**What you will do:**
Count how many lines mention the word "Курской". Write that number alone.

══ Source material ══

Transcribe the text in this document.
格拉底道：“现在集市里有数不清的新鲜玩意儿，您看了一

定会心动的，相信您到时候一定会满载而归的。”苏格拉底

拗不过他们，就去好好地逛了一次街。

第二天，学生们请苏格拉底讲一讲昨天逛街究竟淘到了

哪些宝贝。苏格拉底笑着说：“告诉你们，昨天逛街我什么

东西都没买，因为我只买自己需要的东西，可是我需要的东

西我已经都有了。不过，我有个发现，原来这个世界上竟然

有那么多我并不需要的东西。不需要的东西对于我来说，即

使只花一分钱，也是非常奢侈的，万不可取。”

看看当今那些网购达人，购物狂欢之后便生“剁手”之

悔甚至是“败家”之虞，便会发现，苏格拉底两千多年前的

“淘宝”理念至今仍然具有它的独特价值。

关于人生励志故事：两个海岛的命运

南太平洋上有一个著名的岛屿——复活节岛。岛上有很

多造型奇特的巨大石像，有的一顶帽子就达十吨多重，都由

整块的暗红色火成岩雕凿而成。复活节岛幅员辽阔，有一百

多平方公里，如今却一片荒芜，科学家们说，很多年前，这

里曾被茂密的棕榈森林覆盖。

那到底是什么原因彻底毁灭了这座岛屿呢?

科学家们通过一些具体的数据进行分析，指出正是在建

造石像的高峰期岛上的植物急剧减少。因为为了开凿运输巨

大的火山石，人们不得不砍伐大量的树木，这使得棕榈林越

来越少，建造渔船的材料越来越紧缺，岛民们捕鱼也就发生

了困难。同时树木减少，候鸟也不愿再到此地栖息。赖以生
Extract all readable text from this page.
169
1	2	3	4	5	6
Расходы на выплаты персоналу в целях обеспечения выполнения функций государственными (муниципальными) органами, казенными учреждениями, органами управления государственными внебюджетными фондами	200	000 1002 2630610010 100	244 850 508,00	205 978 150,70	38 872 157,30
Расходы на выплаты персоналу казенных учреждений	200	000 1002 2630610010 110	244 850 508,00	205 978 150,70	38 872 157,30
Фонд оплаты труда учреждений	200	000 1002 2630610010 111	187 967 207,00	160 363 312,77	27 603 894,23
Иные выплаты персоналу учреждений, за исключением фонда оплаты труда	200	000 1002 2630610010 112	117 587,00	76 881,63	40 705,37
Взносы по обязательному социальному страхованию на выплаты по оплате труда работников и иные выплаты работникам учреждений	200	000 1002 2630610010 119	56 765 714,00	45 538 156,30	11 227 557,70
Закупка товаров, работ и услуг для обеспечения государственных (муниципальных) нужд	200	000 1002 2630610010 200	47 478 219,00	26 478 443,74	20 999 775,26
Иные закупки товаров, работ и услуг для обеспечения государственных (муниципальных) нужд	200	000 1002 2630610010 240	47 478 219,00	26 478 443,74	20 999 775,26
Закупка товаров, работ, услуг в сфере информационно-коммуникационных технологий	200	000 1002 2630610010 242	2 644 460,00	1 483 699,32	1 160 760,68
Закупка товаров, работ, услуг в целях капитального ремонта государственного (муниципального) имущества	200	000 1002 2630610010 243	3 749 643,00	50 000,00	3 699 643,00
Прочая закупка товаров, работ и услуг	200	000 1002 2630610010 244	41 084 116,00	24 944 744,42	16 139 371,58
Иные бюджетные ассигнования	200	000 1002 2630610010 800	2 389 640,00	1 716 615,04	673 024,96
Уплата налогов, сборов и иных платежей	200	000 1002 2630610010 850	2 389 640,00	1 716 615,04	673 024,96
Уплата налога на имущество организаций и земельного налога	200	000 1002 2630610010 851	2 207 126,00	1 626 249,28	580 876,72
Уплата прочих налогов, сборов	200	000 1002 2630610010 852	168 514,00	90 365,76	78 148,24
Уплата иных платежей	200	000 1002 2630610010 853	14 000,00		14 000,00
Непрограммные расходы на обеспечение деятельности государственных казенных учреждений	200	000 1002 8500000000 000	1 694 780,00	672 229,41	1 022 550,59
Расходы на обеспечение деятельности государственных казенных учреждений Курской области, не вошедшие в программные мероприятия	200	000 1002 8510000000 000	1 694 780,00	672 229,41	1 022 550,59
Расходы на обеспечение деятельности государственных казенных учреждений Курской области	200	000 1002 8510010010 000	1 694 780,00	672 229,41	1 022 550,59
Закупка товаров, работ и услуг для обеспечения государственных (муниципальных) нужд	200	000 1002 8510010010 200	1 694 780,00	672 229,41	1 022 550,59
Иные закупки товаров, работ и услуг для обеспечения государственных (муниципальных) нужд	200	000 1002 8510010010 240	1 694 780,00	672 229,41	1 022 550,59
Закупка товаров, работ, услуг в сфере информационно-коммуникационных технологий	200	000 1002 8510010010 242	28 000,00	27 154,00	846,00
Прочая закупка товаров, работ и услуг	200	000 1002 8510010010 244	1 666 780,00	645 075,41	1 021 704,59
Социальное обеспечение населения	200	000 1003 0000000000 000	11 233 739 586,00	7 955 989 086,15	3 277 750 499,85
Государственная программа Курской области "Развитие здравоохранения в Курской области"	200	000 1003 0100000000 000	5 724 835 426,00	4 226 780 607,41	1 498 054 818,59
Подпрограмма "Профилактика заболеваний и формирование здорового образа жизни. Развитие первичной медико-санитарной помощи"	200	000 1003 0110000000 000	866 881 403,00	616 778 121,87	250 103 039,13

═══

**Answer for the task:**
3